◆ **WHAT IS BEING ASKED**: Scan the records for the string "보유코인"; copy each line where it occurs.

◆ **DATA IN THIS EXERCISE**:
* * * *
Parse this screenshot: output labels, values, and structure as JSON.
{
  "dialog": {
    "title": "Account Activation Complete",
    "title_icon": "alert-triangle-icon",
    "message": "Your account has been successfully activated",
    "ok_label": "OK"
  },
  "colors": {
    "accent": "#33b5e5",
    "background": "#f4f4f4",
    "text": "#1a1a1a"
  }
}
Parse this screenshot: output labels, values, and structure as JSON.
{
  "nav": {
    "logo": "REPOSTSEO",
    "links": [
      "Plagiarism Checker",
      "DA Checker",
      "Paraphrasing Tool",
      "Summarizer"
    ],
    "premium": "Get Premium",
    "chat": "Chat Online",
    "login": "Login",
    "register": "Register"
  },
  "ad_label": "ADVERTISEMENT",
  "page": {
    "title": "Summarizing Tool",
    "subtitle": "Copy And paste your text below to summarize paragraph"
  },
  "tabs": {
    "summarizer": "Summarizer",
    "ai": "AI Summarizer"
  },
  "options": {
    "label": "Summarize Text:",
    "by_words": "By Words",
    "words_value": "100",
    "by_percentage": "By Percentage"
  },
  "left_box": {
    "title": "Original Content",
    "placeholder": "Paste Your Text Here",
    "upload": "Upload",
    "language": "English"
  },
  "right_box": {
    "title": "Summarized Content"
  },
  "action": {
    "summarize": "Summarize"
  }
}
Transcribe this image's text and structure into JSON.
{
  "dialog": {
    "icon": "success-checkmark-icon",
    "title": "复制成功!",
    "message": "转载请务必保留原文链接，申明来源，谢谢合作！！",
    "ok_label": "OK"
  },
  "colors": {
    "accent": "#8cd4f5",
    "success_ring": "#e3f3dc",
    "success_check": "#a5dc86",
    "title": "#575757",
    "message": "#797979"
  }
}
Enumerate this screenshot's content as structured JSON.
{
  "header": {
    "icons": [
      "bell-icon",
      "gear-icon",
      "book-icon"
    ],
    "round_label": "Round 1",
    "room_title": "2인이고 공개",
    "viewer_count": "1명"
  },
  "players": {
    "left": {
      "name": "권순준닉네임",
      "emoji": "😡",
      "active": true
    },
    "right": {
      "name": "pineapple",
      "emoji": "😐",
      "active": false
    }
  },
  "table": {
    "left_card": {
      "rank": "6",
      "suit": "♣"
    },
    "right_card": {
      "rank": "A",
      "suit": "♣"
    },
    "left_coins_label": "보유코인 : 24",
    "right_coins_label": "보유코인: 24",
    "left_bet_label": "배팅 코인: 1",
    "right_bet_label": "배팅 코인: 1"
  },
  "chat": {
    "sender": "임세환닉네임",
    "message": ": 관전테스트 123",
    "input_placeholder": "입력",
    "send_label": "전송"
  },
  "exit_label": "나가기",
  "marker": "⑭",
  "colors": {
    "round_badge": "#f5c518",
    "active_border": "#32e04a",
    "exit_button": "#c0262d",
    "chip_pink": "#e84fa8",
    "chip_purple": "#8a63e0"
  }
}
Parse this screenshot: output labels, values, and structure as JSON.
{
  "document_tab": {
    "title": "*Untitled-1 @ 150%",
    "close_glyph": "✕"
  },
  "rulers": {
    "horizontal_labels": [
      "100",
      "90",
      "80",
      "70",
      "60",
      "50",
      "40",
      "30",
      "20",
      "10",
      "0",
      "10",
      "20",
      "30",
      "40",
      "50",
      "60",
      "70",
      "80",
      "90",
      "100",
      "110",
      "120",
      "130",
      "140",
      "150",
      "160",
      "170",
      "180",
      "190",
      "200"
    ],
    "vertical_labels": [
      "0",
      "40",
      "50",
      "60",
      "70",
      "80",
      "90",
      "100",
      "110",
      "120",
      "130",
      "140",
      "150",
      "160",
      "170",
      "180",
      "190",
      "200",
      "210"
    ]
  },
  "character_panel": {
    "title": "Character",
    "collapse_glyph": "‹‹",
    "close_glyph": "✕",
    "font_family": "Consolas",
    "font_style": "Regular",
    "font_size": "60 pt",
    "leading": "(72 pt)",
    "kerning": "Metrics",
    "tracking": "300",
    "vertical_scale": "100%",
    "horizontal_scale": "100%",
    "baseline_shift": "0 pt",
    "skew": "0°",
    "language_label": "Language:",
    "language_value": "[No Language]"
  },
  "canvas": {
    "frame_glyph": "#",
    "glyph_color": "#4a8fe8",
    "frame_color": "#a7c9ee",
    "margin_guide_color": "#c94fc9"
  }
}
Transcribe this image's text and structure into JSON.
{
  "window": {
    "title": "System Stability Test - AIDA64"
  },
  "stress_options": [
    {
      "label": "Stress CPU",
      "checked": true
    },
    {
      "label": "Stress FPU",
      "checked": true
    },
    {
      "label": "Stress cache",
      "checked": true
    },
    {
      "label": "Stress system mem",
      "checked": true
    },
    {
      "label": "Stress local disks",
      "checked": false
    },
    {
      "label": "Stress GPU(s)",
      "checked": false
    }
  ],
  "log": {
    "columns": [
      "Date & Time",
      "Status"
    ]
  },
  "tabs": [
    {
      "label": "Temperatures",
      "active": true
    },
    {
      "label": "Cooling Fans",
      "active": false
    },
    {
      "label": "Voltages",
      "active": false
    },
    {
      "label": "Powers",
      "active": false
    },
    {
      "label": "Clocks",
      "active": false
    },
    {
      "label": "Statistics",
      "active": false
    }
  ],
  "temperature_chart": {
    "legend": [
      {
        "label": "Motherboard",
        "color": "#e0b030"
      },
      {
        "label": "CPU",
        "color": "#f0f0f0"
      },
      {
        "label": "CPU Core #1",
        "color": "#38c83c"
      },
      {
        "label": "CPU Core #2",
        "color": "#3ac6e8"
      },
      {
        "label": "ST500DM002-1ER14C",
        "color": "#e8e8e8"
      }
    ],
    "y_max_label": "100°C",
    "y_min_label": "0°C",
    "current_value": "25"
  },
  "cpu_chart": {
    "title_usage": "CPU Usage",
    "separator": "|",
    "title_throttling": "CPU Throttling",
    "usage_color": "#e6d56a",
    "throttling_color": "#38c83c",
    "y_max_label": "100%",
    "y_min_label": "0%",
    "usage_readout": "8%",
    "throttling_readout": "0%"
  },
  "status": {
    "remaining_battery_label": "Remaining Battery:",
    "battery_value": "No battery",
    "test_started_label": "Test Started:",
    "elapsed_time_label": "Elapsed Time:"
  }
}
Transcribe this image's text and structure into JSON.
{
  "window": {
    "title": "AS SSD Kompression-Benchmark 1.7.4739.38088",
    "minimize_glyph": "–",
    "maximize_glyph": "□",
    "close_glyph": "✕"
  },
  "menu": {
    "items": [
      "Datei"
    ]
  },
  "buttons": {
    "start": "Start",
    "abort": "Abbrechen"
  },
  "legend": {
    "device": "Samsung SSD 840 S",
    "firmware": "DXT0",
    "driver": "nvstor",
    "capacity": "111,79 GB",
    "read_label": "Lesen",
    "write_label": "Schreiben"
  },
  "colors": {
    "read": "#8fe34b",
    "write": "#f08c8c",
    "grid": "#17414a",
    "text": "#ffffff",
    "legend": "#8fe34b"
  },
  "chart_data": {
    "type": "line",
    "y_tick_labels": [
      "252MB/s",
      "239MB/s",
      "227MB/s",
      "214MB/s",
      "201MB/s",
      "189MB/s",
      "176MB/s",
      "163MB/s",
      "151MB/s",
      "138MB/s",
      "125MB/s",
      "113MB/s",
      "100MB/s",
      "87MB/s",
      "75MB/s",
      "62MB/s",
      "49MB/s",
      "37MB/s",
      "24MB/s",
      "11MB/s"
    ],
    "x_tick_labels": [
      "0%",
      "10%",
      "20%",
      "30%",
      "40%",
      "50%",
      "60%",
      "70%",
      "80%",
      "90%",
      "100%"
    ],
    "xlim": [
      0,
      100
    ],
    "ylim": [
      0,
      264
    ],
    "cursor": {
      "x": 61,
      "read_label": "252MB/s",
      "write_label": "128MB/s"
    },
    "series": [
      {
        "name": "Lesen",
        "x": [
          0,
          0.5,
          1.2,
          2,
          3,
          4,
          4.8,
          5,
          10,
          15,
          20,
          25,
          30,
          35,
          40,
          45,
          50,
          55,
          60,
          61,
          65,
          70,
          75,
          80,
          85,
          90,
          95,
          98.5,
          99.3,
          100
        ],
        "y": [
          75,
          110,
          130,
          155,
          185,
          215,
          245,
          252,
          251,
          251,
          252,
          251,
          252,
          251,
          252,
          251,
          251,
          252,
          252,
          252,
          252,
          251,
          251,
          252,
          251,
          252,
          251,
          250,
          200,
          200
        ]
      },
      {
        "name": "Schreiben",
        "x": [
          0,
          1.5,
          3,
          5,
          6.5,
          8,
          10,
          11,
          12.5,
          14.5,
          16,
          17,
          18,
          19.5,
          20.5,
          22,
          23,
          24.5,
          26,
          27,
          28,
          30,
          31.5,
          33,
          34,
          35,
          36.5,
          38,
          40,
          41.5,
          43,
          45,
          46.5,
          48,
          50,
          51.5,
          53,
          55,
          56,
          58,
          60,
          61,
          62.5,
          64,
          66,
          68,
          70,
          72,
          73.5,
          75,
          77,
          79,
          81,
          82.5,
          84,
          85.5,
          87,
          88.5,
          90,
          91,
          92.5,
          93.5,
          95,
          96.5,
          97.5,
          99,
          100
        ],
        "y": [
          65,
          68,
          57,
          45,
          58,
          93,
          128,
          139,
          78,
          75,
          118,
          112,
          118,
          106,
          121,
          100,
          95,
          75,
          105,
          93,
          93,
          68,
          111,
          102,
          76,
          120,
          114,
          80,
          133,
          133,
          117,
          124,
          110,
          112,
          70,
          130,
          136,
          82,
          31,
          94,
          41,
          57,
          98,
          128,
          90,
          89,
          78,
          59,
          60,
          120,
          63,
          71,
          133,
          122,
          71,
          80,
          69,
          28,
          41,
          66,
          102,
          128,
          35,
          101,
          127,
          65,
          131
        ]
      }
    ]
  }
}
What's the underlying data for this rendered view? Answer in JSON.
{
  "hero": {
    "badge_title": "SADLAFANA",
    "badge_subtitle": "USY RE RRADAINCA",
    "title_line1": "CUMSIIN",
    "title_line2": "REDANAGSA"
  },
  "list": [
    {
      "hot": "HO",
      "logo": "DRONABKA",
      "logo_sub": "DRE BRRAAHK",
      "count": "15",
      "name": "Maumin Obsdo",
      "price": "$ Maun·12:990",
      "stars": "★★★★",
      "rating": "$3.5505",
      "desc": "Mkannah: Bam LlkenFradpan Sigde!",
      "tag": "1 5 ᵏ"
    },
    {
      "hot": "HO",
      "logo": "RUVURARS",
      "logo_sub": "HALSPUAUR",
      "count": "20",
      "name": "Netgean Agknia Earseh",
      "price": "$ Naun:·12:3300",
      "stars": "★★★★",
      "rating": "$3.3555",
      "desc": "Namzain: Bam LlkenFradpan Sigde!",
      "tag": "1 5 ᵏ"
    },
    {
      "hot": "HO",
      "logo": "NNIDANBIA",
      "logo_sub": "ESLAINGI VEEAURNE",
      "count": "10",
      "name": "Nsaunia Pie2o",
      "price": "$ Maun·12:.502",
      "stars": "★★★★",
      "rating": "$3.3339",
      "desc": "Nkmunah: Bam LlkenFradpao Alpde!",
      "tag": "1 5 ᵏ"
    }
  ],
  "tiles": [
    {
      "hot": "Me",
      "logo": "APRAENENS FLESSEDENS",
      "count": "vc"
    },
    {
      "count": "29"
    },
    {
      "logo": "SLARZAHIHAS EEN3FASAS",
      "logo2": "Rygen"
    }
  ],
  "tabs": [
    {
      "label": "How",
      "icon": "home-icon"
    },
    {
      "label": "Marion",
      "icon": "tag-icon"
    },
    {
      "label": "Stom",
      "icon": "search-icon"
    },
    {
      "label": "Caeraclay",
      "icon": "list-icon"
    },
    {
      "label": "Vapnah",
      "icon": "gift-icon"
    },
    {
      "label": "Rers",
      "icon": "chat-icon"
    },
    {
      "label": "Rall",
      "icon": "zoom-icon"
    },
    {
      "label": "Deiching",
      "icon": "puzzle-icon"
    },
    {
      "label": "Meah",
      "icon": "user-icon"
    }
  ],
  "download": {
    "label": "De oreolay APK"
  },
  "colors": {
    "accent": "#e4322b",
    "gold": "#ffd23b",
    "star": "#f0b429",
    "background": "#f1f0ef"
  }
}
* * * *
◆ **TASK RESULT**:
    "left_coins_label": "보유코인 : 24",
    "right_coins_label": "보유코인: 24",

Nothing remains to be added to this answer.